— start of Data entries —
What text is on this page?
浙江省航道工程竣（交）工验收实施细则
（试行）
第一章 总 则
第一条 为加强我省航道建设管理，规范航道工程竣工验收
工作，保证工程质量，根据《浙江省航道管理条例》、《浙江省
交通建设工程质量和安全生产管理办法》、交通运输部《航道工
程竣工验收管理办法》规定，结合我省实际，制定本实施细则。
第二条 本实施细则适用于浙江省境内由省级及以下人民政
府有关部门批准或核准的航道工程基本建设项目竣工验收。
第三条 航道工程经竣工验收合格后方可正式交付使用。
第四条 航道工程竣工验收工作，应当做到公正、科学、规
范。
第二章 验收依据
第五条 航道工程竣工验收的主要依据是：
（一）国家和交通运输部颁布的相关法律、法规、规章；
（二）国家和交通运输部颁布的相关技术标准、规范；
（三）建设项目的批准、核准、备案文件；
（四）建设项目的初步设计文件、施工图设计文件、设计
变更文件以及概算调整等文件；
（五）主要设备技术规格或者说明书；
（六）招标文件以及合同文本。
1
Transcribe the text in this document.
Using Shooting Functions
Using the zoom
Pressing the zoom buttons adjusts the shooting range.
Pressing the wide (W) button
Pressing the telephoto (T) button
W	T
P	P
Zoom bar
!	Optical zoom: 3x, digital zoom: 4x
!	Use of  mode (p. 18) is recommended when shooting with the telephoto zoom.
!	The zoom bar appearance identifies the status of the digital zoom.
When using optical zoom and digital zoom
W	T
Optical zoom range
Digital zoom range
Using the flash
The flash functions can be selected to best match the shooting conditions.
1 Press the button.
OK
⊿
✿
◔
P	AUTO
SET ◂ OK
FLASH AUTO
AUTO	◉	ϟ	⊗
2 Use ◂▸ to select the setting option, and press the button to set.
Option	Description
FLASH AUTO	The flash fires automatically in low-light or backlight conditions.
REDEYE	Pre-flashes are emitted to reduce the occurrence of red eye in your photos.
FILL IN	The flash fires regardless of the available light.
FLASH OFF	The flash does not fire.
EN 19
— end of Data entries —
Problem to work on. Transcribe every entry exactly, omitting nothing.

Completed exercise.
What text is on this page?
浙江省航道工程竣（交）工验收实施细则
（试行）
第一章 总 则
第一条 为加强我省航道建设管理，规范航道工程竣工验收
工作，保证工程质量，根据《浙江省航道管理条例》、《浙江省
交通建设工程质量和安全生产管理办法》、交通运输部《航道工
程竣工验收管理办法》规定，结合我省实际，制定本实施细则。
第二条 本实施细则适用于浙江省境内由省级及以下人民政
府有关部门批准或核准的航道工程基本建设项目竣工验收。
第三条 航道工程经竣工验收合格后方可正式交付使用。
第四条 航道工程竣工验收工作，应当做到公正、科学、规
范。
第二章 验收依据
第五条 航道工程竣工验收的主要依据是：
（一）国家和交通运输部颁布的相关法律、法规、规章；
（二）国家和交通运输部颁布的相关技术标准、规范；
（三）建设项目的批准、核准、备案文件；
（四）建设项目的初步设计文件、施工图设计文件、设计
变更文件以及概算调整等文件；
（五）主要设备技术规格或者说明书；
（六）招标文件以及合同文本。
1
Transcribe the text in this document.
Using Shooting Functions
Using the zoom
Pressing the zoom buttons adjusts the shooting range.
Pressing the wide (W) button
Pressing the telephoto (T) button
W	T
P	P
Zoom bar
!	Optical zoom: 3x, digital zoom: 4x
!	Use of  mode (p. 18) is recommended when shooting with the telephoto zoom.
!	The zoom bar appearance identifies the status of the digital zoom.
When using optical zoom and digital zoom
W	T
Optical zoom range
Digital zoom range
Using the flash
The flash functions can be selected to best match the shooting conditions.
1 Press the button.
OK
⊿
✿
◔
P	AUTO
SET ◂ OK
FLASH AUTO
AUTO	◉	ϟ	⊗
2 Use ◂▸ to select the setting option, and press the button to set.
Option	Description
FLASH AUTO	The flash fires automatically in low-light or backlight conditions.
REDEYE	Pre-flashes are emitted to reduce the occurrence of red eye in your photos.
FILL IN	The flash fires regardless of the available light.
FLASH OFF	The flash does not fire.
EN 19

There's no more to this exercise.